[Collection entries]
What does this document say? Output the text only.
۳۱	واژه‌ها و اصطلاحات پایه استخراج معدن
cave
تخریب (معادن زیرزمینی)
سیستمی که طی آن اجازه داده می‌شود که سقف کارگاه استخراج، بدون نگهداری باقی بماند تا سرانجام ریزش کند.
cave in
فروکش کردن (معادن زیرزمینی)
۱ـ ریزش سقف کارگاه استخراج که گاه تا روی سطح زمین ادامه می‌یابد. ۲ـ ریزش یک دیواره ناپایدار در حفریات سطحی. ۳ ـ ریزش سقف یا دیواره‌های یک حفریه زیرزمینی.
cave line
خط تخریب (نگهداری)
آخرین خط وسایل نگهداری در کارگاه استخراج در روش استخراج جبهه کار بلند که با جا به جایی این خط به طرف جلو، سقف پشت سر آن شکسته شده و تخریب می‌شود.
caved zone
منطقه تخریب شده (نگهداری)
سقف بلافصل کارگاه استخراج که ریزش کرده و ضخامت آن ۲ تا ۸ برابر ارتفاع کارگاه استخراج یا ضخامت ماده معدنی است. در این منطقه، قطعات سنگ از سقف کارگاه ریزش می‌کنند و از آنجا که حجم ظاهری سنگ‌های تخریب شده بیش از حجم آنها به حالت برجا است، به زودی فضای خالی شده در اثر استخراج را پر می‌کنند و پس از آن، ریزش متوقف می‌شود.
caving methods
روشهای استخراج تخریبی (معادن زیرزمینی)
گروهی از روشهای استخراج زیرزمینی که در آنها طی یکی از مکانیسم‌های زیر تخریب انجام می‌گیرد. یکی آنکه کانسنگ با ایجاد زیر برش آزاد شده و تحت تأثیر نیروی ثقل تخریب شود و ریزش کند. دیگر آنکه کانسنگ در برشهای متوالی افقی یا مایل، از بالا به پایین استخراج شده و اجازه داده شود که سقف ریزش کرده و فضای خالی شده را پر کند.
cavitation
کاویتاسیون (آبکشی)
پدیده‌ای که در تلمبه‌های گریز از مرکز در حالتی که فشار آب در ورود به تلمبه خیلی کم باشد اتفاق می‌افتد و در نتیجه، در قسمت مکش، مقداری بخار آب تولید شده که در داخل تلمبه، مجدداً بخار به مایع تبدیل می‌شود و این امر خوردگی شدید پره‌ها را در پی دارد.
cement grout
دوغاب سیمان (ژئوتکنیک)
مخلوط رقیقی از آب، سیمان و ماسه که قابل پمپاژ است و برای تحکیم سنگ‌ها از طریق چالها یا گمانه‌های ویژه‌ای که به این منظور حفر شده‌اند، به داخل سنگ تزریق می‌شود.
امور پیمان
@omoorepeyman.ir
...
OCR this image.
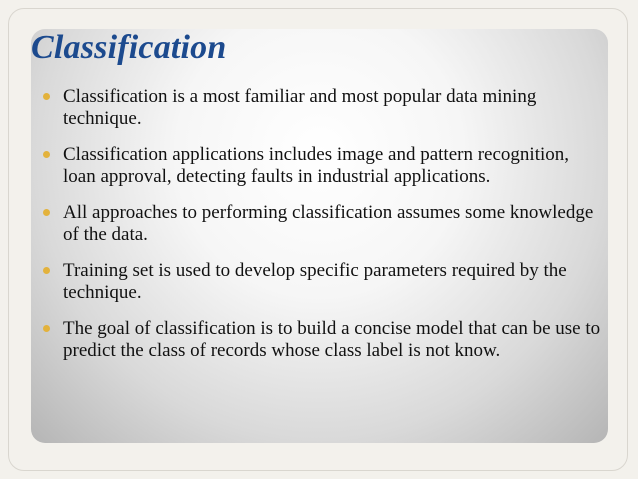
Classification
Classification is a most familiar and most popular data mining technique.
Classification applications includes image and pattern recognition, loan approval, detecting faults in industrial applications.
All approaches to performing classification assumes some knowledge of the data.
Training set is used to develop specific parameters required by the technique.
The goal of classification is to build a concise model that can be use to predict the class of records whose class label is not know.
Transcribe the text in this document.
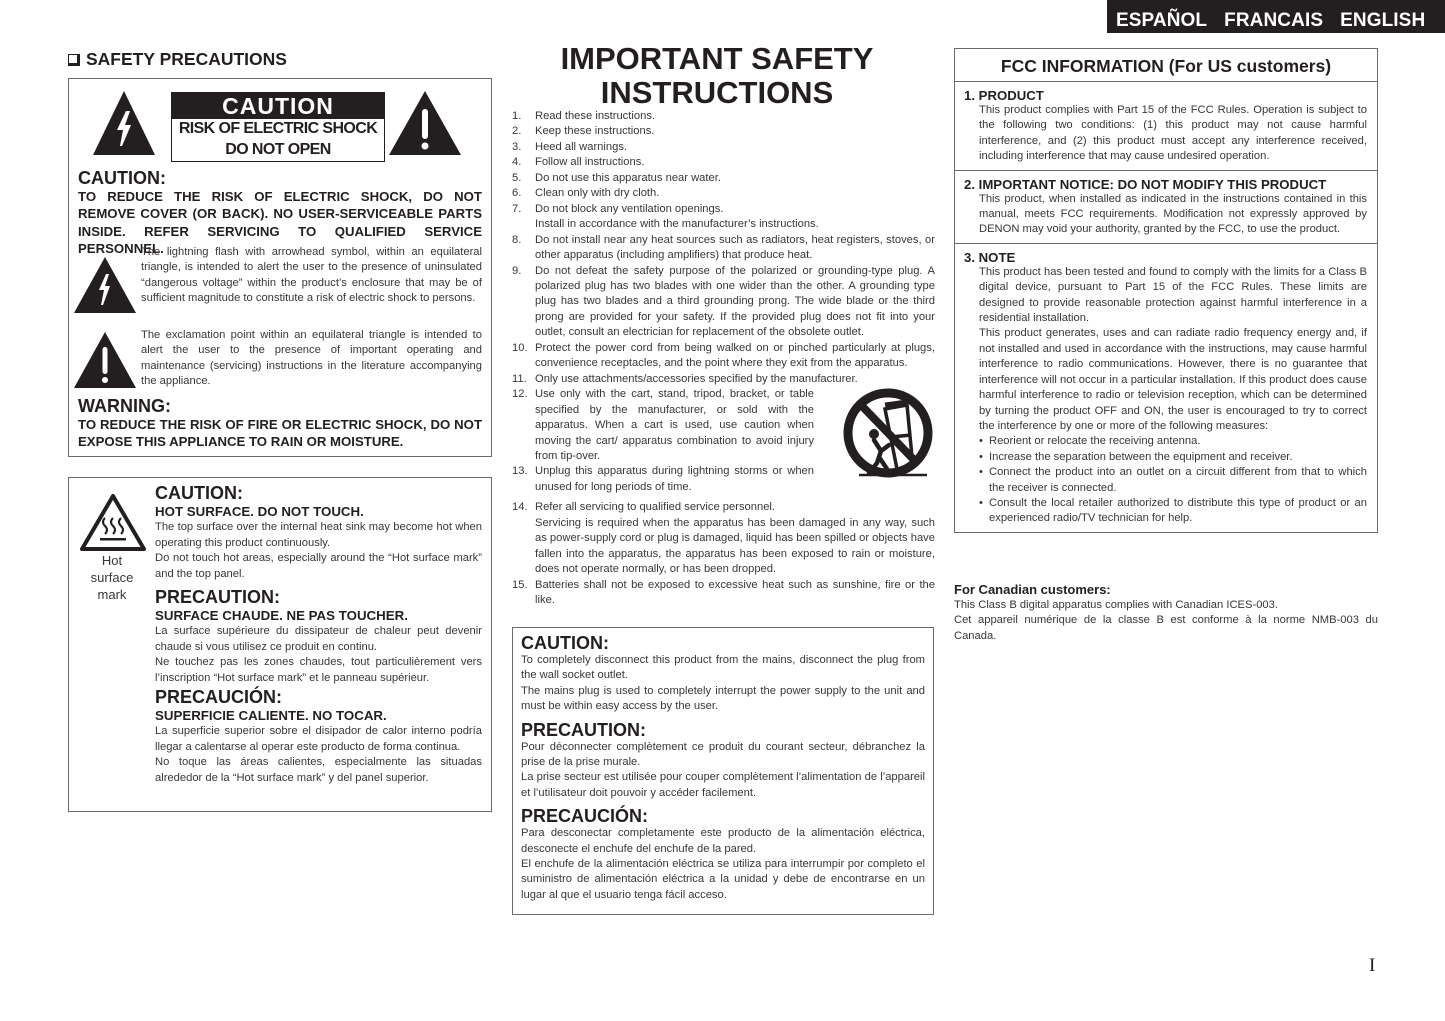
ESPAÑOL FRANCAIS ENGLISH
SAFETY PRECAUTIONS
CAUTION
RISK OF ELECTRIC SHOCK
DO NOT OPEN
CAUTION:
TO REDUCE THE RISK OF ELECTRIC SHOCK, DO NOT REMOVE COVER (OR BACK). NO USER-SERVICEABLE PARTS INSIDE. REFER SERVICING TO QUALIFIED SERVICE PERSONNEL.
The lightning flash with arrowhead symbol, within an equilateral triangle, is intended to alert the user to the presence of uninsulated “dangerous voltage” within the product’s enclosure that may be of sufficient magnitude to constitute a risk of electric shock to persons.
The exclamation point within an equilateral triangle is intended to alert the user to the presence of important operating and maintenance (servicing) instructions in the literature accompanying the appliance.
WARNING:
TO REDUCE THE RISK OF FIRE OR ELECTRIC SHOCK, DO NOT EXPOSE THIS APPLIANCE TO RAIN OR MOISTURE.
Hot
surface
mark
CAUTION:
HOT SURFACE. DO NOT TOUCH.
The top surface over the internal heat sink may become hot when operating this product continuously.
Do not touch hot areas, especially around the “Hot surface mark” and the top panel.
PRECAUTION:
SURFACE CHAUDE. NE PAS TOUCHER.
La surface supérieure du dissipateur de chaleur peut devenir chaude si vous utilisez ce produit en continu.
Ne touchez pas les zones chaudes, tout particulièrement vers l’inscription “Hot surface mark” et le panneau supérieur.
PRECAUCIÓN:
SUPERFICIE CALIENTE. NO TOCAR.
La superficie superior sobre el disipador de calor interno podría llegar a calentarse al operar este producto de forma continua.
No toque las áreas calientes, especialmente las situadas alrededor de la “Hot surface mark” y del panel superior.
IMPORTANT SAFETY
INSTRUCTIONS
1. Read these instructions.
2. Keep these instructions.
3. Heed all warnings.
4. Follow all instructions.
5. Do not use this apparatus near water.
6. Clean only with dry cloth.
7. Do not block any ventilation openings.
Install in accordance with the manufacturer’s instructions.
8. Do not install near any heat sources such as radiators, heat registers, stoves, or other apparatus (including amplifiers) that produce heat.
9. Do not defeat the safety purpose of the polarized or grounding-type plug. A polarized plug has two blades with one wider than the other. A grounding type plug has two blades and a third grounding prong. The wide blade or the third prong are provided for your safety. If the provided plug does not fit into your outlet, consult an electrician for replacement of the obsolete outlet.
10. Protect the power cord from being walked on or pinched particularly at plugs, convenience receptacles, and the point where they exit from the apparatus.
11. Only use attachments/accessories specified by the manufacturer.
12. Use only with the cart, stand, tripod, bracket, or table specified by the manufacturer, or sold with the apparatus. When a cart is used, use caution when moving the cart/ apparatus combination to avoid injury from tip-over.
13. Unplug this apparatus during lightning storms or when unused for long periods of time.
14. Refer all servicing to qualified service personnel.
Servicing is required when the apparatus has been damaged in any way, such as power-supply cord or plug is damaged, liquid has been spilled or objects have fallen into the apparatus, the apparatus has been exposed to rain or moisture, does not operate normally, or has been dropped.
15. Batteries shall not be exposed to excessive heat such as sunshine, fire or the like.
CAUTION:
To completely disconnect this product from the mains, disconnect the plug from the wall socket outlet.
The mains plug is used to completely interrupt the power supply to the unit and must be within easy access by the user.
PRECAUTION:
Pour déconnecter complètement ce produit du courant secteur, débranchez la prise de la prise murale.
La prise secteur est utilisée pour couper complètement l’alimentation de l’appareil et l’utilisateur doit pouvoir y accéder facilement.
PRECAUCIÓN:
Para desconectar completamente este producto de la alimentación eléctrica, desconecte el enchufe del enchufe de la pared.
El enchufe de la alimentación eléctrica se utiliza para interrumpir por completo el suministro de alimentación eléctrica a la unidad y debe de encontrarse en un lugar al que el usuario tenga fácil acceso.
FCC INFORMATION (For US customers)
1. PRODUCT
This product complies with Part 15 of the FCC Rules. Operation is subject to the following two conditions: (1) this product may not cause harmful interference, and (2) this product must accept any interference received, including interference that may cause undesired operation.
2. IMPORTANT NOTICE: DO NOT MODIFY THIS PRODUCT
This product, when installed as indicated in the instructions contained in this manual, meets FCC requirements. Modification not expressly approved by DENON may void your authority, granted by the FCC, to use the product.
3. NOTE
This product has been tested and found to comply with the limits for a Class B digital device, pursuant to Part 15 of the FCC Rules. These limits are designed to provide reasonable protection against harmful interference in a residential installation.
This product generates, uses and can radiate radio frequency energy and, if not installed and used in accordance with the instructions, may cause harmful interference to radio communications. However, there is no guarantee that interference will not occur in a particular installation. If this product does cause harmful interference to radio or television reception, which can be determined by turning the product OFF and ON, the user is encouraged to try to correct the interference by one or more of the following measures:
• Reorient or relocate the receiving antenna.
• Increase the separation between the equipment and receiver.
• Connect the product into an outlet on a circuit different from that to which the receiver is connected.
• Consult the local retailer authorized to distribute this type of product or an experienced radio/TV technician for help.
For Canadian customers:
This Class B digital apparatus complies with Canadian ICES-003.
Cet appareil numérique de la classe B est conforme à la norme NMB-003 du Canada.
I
--
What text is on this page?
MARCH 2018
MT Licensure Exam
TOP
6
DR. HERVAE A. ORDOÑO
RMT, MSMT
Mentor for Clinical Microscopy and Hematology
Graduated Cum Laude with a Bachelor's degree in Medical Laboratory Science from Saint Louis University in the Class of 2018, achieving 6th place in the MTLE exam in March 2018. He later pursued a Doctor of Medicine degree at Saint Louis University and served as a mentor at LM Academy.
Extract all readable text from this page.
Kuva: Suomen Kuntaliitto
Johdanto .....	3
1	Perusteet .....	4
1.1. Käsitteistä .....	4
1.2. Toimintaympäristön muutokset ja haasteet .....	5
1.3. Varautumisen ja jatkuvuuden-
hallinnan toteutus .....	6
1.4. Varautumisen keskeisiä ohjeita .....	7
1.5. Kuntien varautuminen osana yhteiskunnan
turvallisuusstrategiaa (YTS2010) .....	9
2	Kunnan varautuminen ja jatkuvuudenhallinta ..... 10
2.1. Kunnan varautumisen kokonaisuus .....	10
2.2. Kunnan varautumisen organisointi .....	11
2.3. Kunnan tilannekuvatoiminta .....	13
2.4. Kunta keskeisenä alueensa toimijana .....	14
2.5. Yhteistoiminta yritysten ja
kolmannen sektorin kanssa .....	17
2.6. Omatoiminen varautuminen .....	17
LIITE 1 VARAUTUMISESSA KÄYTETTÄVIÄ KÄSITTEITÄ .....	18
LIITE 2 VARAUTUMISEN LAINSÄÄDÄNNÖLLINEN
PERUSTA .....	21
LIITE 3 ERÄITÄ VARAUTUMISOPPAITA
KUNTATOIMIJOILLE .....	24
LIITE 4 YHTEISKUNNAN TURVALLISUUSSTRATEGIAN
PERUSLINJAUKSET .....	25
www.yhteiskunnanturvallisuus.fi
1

▶ Exercise details
Copy out each line of the records that holds the string "complies".

▶ Output below
This product complies with Part 15 of the FCC Rules. Operation is subject to the following two conditions: (1) this product may not cause harmful interference, and (2) this product must accept any interference received, including interference that may cause undesired operation.
This Class B digital apparatus complies with Canadian ICES-003.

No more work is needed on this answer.